→ Exercise task
In the listing below, identify each line with the word "this" and return those lines.

Records
————————

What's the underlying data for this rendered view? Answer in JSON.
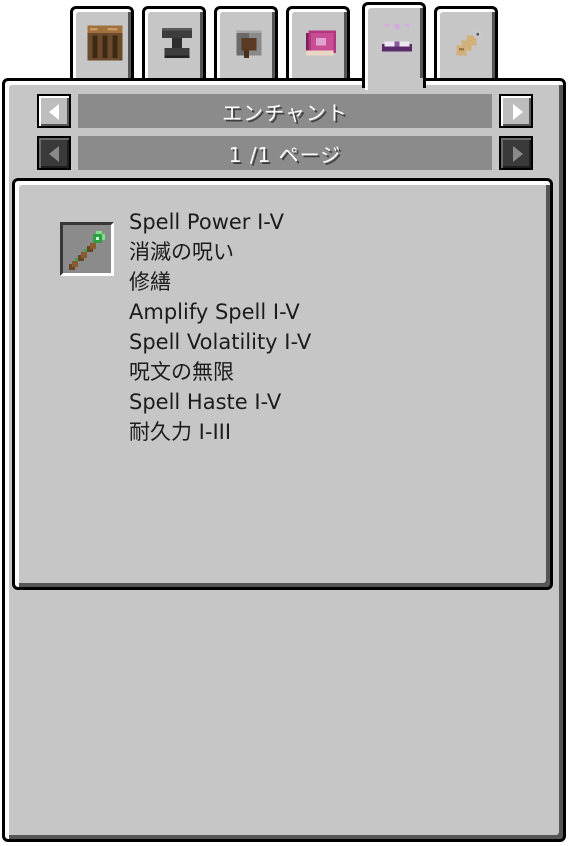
{
  "tabs": [
    {
      "icon": "crafting-table-icon",
      "active": false
    },
    {
      "icon": "anvil-icon",
      "active": false
    },
    {
      "icon": "grindstone-icon",
      "active": false
    },
    {
      "icon": "enchanted-book-icon",
      "active": false
    },
    {
      "icon": "enchanting-table-icon",
      "active": true
    },
    {
      "icon": "name-tag-icon",
      "active": false
    }
  ],
  "header": {
    "title": "エンチャント",
    "page_indicator": "1 /1 ページ"
  },
  "item": {
    "icon": "magic-staff-icon"
  },
  "enchantments": [
    "Spell Power I-V",
    "消滅の呪い",
    "修繕",
    "Amplify Spell I-V",
    "Spell Volatility I-V",
    "呪文の無限",
    "Spell Haste I-V",
    "耐久力 I-III"
  ],
  "colors": {
    "panel": "#c6c6c6",
    "bar": "#8b8b8b",
    "text": "#1c1c1c",
    "bar_text": "#ffffff"
  }
}
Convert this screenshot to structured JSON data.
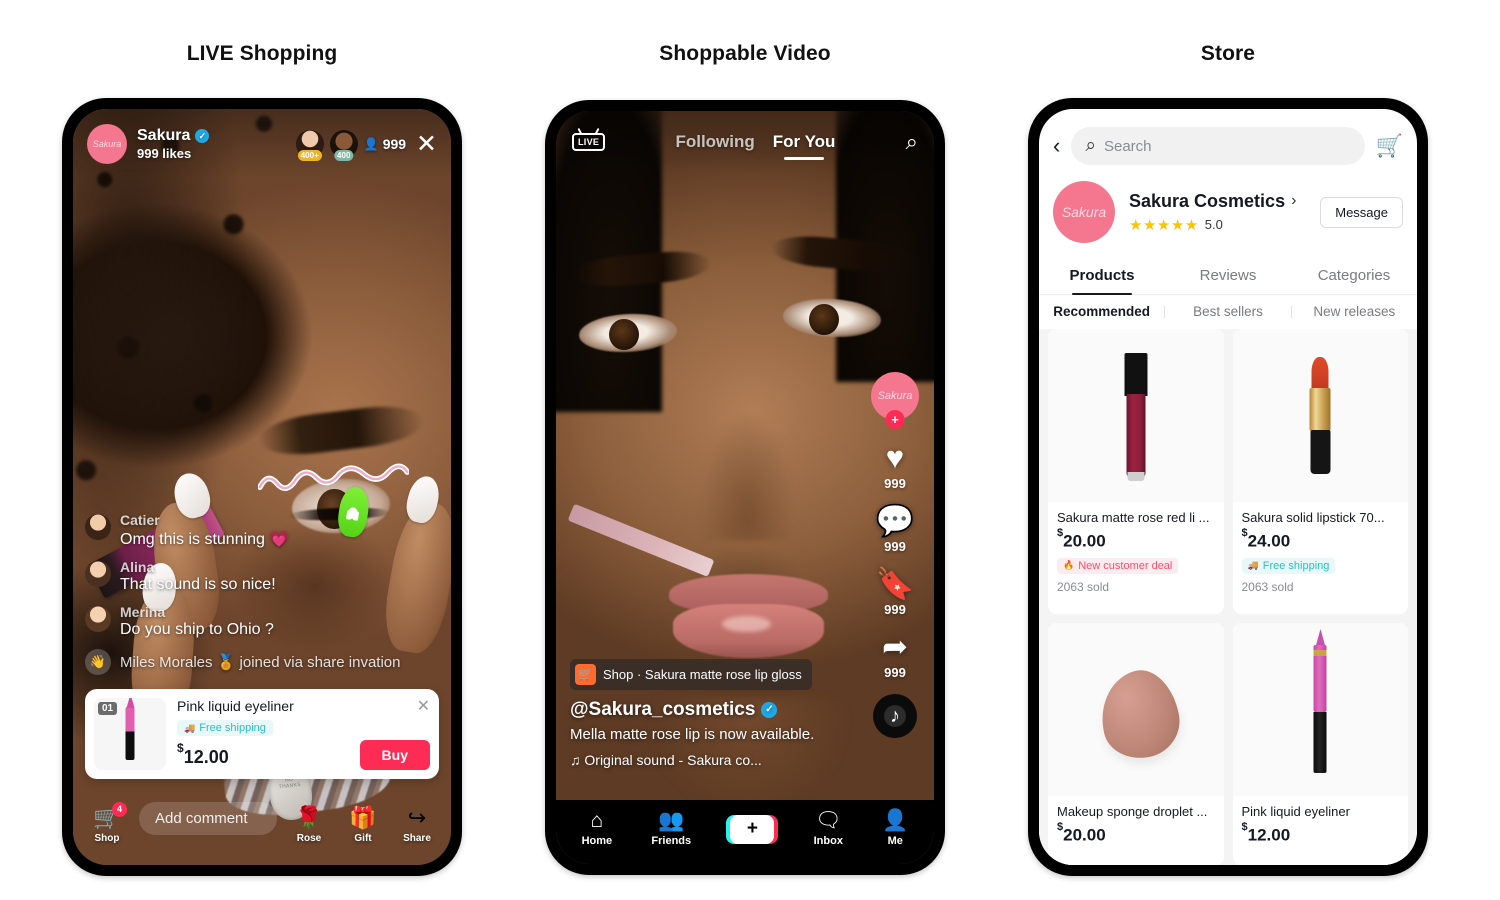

————————

→ Task output
What's the underlying data for this rendered view? Answer in JSON.
Convert this screenshot to structured JSON data.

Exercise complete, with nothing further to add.